What the task requires: Search the entries for the word "活动地板内明布放" and pull out each line that has it.

Dataset rows:
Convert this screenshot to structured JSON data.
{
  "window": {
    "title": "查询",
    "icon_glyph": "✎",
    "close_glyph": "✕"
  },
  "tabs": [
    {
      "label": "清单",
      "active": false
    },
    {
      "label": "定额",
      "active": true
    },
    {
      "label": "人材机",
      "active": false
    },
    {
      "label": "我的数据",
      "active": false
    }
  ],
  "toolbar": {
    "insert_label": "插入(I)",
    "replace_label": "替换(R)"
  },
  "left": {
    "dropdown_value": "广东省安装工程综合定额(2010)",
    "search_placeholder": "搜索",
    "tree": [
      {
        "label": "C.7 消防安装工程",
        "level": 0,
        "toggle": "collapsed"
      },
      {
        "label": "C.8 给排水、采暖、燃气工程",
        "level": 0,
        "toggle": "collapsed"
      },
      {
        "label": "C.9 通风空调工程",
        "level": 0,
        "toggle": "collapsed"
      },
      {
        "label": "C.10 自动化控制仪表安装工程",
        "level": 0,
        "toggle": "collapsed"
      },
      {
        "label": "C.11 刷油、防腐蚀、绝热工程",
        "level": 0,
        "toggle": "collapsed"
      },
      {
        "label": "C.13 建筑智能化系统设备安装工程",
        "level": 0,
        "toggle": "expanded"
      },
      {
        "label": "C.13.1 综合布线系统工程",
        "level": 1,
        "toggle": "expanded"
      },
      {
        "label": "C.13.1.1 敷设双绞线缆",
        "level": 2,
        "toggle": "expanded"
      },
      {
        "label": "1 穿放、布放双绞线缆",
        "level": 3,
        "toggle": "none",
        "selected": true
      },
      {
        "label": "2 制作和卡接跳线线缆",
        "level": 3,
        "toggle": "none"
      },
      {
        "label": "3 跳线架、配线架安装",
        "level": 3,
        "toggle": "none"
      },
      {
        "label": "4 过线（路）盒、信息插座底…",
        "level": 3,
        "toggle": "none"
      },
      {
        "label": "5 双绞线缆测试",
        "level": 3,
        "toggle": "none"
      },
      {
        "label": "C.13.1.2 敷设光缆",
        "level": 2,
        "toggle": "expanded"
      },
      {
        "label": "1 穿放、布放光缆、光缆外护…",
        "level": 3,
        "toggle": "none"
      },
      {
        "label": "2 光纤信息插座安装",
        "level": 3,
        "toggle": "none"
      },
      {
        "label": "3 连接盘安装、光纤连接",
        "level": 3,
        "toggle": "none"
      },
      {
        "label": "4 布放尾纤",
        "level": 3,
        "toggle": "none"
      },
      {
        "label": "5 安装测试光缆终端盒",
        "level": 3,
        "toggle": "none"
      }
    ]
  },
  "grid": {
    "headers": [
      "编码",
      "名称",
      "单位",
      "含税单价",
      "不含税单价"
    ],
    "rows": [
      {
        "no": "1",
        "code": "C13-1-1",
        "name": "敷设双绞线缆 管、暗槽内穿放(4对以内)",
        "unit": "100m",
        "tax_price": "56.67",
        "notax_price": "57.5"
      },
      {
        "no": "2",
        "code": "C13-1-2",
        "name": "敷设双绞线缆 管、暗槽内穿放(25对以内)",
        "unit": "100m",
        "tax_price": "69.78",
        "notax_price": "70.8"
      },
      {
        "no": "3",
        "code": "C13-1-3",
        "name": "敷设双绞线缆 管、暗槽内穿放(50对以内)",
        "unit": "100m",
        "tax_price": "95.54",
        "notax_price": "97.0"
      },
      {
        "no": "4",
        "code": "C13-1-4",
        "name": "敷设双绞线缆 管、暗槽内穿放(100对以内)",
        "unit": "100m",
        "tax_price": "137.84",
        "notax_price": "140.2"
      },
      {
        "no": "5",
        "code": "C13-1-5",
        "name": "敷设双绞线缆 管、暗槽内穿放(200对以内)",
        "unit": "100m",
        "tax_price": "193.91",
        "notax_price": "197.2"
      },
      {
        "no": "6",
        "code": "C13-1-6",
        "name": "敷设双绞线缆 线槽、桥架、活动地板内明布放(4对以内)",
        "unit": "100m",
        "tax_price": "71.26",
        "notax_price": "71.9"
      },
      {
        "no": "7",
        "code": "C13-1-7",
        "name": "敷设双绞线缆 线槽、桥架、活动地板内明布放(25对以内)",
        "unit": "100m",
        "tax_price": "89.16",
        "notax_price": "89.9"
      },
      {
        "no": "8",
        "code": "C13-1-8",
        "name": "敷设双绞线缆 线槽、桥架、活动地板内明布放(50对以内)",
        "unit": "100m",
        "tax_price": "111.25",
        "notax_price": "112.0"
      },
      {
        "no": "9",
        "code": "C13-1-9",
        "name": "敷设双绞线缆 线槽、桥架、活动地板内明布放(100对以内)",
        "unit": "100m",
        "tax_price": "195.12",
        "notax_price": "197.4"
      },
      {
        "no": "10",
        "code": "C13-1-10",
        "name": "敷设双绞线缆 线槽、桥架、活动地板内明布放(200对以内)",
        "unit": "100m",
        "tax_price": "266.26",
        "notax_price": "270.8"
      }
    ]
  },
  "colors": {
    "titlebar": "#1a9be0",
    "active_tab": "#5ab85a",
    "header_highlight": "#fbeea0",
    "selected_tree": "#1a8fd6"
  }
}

Result of the exercise:
        "name": "敷设双绞线缆 线槽、桥架、活动地板内明布放(4对以内)",
        "name": "敷设双绞线缆 线槽、桥架、活动地板内明布放(25对以内)",
        "name": "敷设双绞线缆 线槽、桥架、活动地板内明布放(50对以内)",
        "name": "敷设双绞线缆 线槽、桥架、活动地板内明布放(100对以内)",
        "name": "敷设双绞线缆 线槽、桥架、活动地板内明布放(200对以内)",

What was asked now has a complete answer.